# [Exercise task]
Repeat the full listing, word for word.

# [Dataset items]
=-=-=-=-=

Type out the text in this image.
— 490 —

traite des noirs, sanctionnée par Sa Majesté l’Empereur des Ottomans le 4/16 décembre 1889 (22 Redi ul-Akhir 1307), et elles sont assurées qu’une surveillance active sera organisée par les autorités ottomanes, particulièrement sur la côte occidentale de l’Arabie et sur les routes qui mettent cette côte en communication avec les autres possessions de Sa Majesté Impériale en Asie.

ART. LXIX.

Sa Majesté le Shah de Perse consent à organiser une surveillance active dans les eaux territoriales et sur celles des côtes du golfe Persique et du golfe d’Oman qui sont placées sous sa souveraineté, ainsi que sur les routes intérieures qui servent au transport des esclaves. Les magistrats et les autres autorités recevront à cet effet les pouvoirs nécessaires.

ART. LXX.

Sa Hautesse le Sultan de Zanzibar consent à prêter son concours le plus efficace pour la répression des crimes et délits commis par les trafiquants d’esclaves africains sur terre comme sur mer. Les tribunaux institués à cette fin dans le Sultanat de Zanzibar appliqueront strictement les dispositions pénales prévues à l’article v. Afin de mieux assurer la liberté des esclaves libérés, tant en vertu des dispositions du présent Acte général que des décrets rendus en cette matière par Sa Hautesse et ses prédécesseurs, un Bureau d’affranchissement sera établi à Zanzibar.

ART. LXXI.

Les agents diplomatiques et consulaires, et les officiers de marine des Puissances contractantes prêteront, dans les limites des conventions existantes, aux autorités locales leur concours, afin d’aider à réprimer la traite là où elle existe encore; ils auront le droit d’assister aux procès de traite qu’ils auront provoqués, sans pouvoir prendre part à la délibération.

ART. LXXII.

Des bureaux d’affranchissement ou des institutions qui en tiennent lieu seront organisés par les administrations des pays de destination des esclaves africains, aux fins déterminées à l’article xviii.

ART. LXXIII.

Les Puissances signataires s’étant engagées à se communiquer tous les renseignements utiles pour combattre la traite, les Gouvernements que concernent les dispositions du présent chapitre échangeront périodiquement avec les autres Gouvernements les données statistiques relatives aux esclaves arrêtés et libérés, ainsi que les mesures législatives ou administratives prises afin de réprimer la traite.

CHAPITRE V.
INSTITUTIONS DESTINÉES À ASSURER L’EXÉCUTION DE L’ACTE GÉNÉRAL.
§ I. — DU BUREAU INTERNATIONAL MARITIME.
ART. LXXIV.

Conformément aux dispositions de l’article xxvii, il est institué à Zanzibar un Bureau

=-=-=-=-=

# [Final answer]
Type out the text in this image.
— 490 —

traite des noirs, sanctionnée par Sa Majesté l’Empereur des Ottomans le 4/16 décembre 1889 (22 Redi ul-Akhir 1307), et elles sont assurées qu’une surveillance active sera organisée par les autorités ottomanes, particulièrement sur la côte occidentale de l’Arabie et sur les routes qui mettent cette côte en communication avec les autres possessions de Sa Majesté Impériale en Asie.

ART. LXIX.

Sa Majesté le Shah de Perse consent à organiser une surveillance active dans les eaux territoriales et sur celles des côtes du golfe Persique et du golfe d’Oman qui sont placées sous sa souveraineté, ainsi que sur les routes intérieures qui servent au transport des esclaves. Les magistrats et les autres autorités recevront à cet effet les pouvoirs nécessaires.

ART. LXX.

Sa Hautesse le Sultan de Zanzibar consent à prêter son concours le plus efficace pour la répression des crimes et délits commis par les trafiquants d’esclaves africains sur terre comme sur mer. Les tribunaux institués à cette fin dans le Sultanat de Zanzibar appliqueront strictement les dispositions pénales prévues à l’article v. Afin de mieux assurer la liberté des esclaves libérés, tant en vertu des dispositions du présent Acte général que des décrets rendus en cette matière par Sa Hautesse et ses prédécesseurs, un Bureau d’affranchissement sera établi à Zanzibar.

ART. LXXI.

Les agents diplomatiques et consulaires, et les officiers de marine des Puissances contractantes prêteront, dans les limites des conventions existantes, aux autorités locales leur concours, afin d’aider à réprimer la traite là où elle existe encore; ils auront le droit d’assister aux procès de traite qu’ils auront provoqués, sans pouvoir prendre part à la délibération.

ART. LXXII.

Des bureaux d’affranchissement ou des institutions qui en tiennent lieu seront organisés par les administrations des pays de destination des esclaves africains, aux fins déterminées à l’article xviii.

ART. LXXIII.

Les Puissances signataires s’étant engagées à se communiquer tous les renseignements utiles pour combattre la traite, les Gouvernements que concernent les dispositions du présent chapitre échangeront périodiquement avec les autres Gouvernements les données statistiques relatives aux esclaves arrêtés et libérés, ainsi que les mesures législatives ou administratives prises afin de réprimer la traite.

CHAPITRE V.
INSTITUTIONS DESTINÉES À ASSURER L’EXÉCUTION DE L’ACTE GÉNÉRAL.
§ I. — DU BUREAU INTERNATIONAL MARITIME.
ART. LXXIV.

Conformément aux dispositions de l’article xxvii, il est institué à Zanzibar un Bureau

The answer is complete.